--- START Data for the task ---

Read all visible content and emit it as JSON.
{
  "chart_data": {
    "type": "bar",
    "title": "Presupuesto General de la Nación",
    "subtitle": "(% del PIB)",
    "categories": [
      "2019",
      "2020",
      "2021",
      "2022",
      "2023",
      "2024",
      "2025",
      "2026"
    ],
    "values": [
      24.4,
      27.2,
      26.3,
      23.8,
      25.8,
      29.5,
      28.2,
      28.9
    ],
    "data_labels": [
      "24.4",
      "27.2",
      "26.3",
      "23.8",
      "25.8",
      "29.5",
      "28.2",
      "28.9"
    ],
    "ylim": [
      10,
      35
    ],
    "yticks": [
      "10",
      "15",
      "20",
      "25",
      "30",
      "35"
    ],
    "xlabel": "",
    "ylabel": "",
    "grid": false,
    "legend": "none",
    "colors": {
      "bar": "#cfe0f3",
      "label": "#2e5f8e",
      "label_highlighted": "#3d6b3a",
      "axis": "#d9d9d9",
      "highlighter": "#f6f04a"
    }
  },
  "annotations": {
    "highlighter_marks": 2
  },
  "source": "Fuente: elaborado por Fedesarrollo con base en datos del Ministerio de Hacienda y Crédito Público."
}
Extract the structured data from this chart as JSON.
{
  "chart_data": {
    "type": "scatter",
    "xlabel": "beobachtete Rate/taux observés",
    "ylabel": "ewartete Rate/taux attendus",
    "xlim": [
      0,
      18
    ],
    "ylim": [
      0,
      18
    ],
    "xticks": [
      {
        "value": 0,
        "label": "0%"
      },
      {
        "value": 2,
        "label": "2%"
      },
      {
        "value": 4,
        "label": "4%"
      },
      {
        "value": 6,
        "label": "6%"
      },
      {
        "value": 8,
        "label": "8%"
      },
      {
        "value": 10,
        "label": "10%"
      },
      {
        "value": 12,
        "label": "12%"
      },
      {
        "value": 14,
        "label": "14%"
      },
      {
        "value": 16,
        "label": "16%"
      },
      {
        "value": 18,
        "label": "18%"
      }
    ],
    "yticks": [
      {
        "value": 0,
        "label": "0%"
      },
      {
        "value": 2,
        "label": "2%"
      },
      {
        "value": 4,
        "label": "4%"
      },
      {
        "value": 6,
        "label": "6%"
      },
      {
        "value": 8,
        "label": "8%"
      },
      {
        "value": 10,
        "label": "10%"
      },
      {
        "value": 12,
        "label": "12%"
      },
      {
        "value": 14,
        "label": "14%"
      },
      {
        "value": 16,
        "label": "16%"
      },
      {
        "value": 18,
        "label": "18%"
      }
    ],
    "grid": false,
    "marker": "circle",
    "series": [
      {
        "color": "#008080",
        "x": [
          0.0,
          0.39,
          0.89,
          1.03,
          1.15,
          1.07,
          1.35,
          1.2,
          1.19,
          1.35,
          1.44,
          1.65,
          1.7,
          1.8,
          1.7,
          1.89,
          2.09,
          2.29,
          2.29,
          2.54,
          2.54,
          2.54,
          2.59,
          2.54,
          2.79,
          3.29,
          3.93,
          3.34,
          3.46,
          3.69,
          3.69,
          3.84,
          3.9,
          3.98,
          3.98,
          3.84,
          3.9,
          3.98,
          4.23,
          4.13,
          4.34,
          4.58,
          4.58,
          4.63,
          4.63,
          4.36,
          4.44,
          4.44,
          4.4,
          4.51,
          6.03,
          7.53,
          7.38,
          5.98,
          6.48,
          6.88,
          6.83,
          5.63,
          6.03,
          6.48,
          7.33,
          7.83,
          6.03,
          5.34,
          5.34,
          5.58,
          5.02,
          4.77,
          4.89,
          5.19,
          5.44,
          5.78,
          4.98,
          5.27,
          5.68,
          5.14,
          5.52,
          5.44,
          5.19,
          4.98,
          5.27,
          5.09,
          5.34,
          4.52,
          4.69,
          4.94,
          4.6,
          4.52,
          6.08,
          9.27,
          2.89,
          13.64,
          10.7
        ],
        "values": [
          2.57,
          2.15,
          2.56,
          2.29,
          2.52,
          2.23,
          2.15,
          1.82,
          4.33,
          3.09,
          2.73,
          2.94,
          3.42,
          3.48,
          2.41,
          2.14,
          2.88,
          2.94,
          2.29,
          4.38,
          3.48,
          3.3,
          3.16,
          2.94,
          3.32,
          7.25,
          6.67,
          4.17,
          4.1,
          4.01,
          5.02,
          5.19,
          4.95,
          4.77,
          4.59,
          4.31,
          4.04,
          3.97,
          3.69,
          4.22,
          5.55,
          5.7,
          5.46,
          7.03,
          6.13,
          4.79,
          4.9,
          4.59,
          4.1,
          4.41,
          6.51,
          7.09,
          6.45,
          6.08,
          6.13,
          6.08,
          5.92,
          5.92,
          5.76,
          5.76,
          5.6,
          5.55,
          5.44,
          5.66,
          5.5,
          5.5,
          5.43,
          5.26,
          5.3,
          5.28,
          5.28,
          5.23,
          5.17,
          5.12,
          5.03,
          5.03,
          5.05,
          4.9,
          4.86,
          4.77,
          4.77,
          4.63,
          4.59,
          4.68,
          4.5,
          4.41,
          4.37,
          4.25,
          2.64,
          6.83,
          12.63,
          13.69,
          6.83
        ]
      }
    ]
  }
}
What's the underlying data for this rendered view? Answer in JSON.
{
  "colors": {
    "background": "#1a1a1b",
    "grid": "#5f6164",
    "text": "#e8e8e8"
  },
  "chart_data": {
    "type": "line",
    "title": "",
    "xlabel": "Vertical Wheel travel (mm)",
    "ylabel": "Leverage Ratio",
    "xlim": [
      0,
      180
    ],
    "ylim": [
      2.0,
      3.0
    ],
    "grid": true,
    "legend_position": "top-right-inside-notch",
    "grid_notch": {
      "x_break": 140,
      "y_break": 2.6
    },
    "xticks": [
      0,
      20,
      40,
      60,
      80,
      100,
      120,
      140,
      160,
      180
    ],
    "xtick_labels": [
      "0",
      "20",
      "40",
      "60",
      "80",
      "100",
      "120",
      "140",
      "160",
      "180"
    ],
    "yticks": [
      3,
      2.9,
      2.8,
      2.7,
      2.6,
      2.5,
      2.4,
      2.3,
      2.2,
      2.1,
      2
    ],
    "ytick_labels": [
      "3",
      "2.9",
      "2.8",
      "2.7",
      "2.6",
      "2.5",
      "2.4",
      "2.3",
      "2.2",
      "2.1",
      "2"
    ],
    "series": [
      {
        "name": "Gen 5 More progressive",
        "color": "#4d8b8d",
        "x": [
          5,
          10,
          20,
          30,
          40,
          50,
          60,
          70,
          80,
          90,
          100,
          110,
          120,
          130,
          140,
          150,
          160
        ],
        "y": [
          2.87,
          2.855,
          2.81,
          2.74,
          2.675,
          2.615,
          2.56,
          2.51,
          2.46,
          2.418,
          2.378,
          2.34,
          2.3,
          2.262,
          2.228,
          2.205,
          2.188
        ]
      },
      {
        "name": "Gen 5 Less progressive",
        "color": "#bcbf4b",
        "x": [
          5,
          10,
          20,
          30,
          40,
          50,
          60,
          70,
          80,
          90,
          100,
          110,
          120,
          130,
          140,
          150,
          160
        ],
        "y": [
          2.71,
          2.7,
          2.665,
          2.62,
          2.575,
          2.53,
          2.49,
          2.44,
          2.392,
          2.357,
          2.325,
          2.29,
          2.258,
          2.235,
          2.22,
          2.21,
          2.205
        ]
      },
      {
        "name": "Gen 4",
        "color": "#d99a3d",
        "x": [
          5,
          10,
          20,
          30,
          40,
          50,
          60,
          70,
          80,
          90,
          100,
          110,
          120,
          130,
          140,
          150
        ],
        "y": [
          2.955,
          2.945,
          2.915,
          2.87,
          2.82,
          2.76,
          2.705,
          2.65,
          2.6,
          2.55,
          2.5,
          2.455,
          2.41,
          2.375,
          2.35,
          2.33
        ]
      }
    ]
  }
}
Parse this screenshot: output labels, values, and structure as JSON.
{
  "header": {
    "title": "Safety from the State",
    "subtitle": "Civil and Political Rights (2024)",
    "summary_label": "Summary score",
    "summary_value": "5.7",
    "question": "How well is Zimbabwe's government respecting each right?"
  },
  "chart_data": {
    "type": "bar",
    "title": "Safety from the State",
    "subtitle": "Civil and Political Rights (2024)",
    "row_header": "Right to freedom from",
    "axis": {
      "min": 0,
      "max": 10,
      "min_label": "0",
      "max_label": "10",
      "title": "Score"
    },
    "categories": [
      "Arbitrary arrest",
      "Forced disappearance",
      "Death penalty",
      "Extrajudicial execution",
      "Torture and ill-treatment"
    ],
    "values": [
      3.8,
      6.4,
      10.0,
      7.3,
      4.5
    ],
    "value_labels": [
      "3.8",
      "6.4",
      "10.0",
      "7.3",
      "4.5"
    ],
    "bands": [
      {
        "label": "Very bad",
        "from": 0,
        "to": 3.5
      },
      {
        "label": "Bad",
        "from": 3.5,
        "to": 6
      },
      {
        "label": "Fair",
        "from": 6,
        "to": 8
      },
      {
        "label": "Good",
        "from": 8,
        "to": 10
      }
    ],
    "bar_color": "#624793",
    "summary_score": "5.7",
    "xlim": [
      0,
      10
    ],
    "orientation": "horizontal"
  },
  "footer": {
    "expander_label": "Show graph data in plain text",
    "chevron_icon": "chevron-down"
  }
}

--- END Data for the task ---

**Exercise directions**.
Pick every line with "ylabel" in it and copy it.

**Answer for this exercise**.
    "ylabel": "",
    "ylabel": "ewartete Rate/taux attendus",
    "ylabel": "Leverage Ratio",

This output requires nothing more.